■ Work to be completed
Output every line of the data exactly as it appears.
#### Data to use ####
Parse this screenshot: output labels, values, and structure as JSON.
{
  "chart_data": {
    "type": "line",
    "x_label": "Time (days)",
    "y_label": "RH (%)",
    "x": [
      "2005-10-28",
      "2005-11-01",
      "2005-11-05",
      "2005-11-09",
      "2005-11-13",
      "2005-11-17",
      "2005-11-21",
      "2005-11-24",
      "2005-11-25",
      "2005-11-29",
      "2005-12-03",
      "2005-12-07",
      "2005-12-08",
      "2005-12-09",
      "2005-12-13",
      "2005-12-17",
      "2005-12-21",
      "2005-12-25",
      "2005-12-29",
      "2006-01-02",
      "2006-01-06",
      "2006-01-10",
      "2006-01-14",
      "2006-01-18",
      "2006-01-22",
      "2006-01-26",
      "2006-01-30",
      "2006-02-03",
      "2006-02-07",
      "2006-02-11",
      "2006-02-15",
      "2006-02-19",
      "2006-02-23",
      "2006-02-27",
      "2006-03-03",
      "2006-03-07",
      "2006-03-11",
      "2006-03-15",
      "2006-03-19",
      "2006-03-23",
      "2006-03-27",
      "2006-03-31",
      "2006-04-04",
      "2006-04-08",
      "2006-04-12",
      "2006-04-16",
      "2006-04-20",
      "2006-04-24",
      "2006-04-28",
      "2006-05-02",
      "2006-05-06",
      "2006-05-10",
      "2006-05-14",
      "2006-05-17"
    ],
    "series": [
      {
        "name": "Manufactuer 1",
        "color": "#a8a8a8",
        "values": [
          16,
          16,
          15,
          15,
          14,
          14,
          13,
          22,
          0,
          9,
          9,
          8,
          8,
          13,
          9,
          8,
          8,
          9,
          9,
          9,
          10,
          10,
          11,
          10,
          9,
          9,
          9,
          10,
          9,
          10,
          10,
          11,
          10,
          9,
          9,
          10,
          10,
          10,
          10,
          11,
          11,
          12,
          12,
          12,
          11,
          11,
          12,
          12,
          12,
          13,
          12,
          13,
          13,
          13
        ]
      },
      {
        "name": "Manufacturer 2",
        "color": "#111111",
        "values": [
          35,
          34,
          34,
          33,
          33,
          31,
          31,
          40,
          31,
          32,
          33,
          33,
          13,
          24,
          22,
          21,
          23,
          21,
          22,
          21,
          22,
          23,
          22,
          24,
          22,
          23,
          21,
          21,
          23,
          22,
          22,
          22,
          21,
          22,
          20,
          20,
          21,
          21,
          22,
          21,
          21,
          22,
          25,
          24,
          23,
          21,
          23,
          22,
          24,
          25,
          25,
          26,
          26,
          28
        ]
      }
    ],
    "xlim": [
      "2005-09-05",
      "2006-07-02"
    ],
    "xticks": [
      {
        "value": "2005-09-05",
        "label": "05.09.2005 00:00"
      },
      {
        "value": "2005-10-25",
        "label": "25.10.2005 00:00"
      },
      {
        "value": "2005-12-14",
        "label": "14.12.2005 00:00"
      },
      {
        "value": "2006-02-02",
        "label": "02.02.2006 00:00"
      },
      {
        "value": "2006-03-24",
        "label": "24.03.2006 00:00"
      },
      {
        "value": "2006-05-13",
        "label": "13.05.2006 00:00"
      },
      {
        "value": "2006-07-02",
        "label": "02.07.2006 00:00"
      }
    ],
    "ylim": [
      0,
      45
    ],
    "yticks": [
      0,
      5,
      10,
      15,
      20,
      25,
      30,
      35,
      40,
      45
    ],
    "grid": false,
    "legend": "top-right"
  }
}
####
■ The response
Parse this screenshot: output labels, values, and structure as JSON.
{
  "chart_data": {
    "type": "line",
    "x_label": "Time (days)",
    "y_label": "RH (%)",
    "x": [
      "2005-10-28",
      "2005-11-01",
      "2005-11-05",
      "2005-11-09",
      "2005-11-13",
      "2005-11-17",
      "2005-11-21",
      "2005-11-24",
      "2005-11-25",
      "2005-11-29",
      "2005-12-03",
      "2005-12-07",
      "2005-12-08",
      "2005-12-09",
      "2005-12-13",
      "2005-12-17",
      "2005-12-21",
      "2005-12-25",
      "2005-12-29",
      "2006-01-02",
      "2006-01-06",
      "2006-01-10",
      "2006-01-14",
      "2006-01-18",
      "2006-01-22",
      "2006-01-26",
      "2006-01-30",
      "2006-02-03",
      "2006-02-07",
      "2006-02-11",
      "2006-02-15",
      "2006-02-19",
      "2006-02-23",
      "2006-02-27",
      "2006-03-03",
      "2006-03-07",
      "2006-03-11",
      "2006-03-15",
      "2006-03-19",
      "2006-03-23",
      "2006-03-27",
      "2006-03-31",
      "2006-04-04",
      "2006-04-08",
      "2006-04-12",
      "2006-04-16",
      "2006-04-20",
      "2006-04-24",
      "2006-04-28",
      "2006-05-02",
      "2006-05-06",
      "2006-05-10",
      "2006-05-14",
      "2006-05-17"
    ],
    "series": [
      {
        "name": "Manufactuer 1",
        "color": "#a8a8a8",
        "values": [
          16,
          16,
          15,
          15,
          14,
          14,
          13,
          22,
          0,
          9,
          9,
          8,
          8,
          13,
          9,
          8,
          8,
          9,
          9,
          9,
          10,
          10,
          11,
          10,
          9,
          9,
          9,
          10,
          9,
          10,
          10,
          11,
          10,
          9,
          9,
          10,
          10,
          10,
          10,
          11,
          11,
          12,
          12,
          12,
          11,
          11,
          12,
          12,
          12,
          13,
          12,
          13,
          13,
          13
        ]
      },
      {
        "name": "Manufacturer 2",
        "color": "#111111",
        "values": [
          35,
          34,
          34,
          33,
          33,
          31,
          31,
          40,
          31,
          32,
          33,
          33,
          13,
          24,
          22,
          21,
          23,
          21,
          22,
          21,
          22,
          23,
          22,
          24,
          22,
          23,
          21,
          21,
          23,
          22,
          22,
          22,
          21,
          22,
          20,
          20,
          21,
          21,
          22,
          21,
          21,
          22,
          25,
          24,
          23,
          21,
          23,
          22,
          24,
          25,
          25,
          26,
          26,
          28
        ]
      }
    ],
    "xlim": [
      "2005-09-05",
      "2006-07-02"
    ],
    "xticks": [
      {
        "value": "2005-09-05",
        "label": "05.09.2005 00:00"
      },
      {
        "value": "2005-10-25",
        "label": "25.10.2005 00:00"
      },
      {
        "value": "2005-12-14",
        "label": "14.12.2005 00:00"
      },
      {
        "value": "2006-02-02",
        "label": "02.02.2006 00:00"
      },
      {
        "value": "2006-03-24",
        "label": "24.03.2006 00:00"
      },
      {
        "value": "2006-05-13",
        "label": "13.05.2006 00:00"
      },
      {
        "value": "2006-07-02",
        "label": "02.07.2006 00:00"
      }
    ],
    "ylim": [
      0,
      45
    ],
    "yticks": [
      0,
      5,
      10,
      15,
      20,
      25,
      30,
      35,
      40,
      45
    ],
    "grid": false,
    "legend": "top-right"
  }
}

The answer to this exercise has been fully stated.